• **EXERCISE REQUIREMENTS**: Keep only the lines of the listing that include the word "софинансирование", and copy them.

• **RECORDS SHOWN**:
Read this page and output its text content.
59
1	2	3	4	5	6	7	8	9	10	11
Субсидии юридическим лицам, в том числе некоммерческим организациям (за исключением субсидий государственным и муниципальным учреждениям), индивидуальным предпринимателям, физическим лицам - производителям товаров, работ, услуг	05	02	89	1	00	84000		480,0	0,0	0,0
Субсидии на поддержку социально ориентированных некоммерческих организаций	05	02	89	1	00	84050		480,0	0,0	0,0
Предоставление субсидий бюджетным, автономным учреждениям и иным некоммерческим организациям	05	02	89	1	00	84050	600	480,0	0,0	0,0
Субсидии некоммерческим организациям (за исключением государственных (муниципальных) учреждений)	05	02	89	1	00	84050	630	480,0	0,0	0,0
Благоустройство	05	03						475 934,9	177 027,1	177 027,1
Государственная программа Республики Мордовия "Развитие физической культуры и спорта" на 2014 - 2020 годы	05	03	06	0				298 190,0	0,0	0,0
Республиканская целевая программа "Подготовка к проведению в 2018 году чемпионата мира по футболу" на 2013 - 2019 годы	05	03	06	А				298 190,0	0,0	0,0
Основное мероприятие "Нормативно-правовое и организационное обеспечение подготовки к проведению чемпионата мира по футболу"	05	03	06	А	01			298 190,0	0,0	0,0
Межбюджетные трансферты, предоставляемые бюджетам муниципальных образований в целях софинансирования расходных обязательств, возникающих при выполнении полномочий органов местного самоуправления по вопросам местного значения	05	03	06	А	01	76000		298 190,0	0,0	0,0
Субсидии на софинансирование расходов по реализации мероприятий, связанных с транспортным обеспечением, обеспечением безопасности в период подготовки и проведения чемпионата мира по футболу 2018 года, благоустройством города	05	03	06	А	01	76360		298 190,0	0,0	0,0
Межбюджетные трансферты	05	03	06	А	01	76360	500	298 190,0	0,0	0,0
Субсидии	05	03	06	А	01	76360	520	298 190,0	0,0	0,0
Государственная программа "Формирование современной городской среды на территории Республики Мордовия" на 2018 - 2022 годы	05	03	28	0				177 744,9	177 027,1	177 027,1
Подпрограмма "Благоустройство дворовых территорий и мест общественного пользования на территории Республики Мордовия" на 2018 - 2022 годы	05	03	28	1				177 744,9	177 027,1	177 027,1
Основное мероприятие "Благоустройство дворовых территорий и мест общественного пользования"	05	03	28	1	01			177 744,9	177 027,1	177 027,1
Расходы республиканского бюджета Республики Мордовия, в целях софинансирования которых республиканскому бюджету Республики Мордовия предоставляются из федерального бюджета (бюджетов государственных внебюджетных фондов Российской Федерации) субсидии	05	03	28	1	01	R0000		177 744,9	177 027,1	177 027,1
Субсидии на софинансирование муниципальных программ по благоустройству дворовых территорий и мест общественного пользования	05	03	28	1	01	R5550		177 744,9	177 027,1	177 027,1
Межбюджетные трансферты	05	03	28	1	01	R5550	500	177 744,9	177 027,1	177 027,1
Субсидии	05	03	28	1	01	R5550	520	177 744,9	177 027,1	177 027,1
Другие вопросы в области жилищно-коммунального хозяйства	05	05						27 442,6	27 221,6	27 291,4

• **SOLUTION**:
Субсидии на софинансирование расходов по реализации мероприятий, связанных с транспортным обеспечением, обеспечением безопасности в период подготовки и проведения чемпионата мира по футболу 2018 года, благоустройством города	05	03	06	А	01	76360		298 190,0	0,0	0,0
Субсидии на софинансирование муниципальных программ по благоустройству дворовых территорий и мест общественного пользования	05	03	28	1	01	R5550		177 744,9	177 027,1	177 027,1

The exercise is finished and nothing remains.